▶ **GIVEN PROBLEM**: Find the string "求职创业补贴申领" in the data, then copy every line where it is found.

Recorded data:
┌──

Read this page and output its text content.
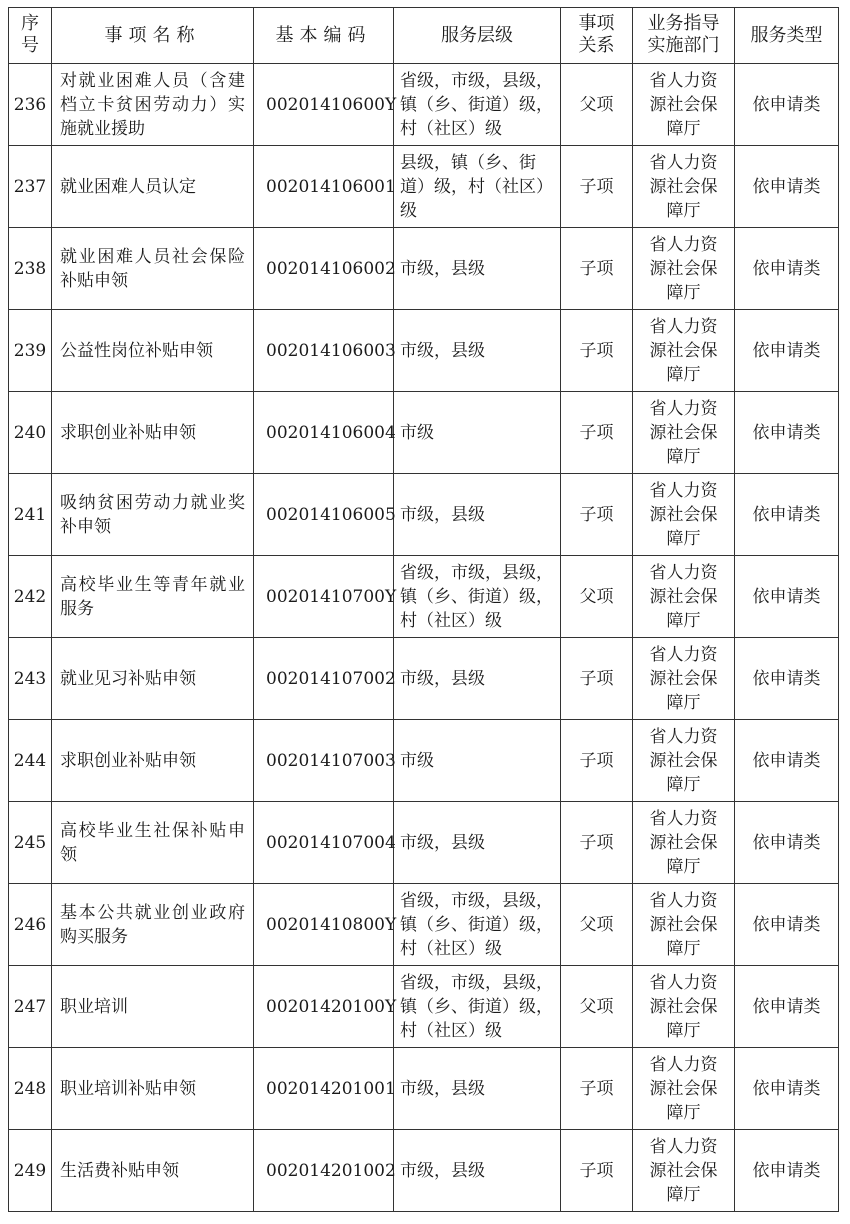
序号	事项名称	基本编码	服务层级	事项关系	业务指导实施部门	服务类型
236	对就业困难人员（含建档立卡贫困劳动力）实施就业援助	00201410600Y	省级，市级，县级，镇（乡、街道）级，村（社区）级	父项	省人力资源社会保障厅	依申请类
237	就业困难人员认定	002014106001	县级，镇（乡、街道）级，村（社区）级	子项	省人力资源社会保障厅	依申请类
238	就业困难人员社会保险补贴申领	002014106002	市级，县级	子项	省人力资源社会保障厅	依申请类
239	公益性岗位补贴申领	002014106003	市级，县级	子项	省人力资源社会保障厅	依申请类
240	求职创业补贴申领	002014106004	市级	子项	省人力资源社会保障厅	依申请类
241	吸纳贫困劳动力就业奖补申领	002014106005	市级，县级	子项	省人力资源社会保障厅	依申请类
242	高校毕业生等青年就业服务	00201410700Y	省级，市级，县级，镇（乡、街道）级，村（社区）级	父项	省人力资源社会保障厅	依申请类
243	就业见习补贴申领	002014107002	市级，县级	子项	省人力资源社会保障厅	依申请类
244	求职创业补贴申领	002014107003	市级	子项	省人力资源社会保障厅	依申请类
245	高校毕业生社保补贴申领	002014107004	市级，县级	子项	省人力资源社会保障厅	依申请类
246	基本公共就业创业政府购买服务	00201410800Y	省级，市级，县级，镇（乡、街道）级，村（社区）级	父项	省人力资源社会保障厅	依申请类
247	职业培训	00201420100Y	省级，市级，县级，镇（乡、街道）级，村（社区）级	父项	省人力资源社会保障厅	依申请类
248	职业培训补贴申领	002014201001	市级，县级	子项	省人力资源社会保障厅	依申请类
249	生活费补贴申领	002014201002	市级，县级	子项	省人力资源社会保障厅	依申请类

└──
┌──

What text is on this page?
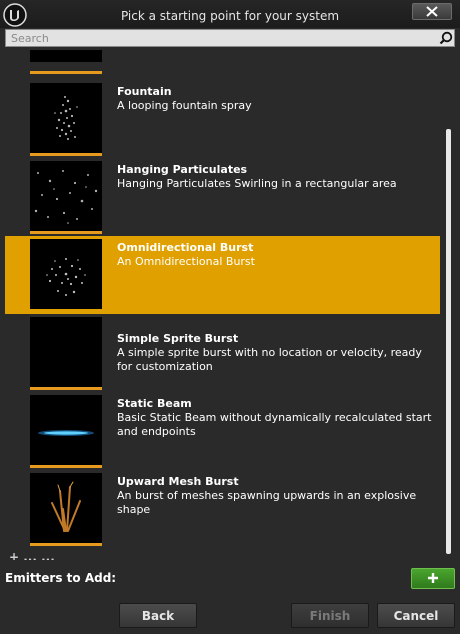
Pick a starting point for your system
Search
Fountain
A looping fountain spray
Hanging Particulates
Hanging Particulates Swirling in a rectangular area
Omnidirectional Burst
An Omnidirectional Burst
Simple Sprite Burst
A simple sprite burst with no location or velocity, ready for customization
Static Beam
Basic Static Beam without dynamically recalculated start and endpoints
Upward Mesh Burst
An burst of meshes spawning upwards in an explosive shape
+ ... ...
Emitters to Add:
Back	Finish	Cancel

└──

▶ **SOLVED PROBLEM**:
240	求职创业补贴申领	002014106004	市级	子项	省人力资源社会保障厅	依申请类
244	求职创业补贴申领	002014107003	市级	子项	省人力资源社会保障厅	依申请类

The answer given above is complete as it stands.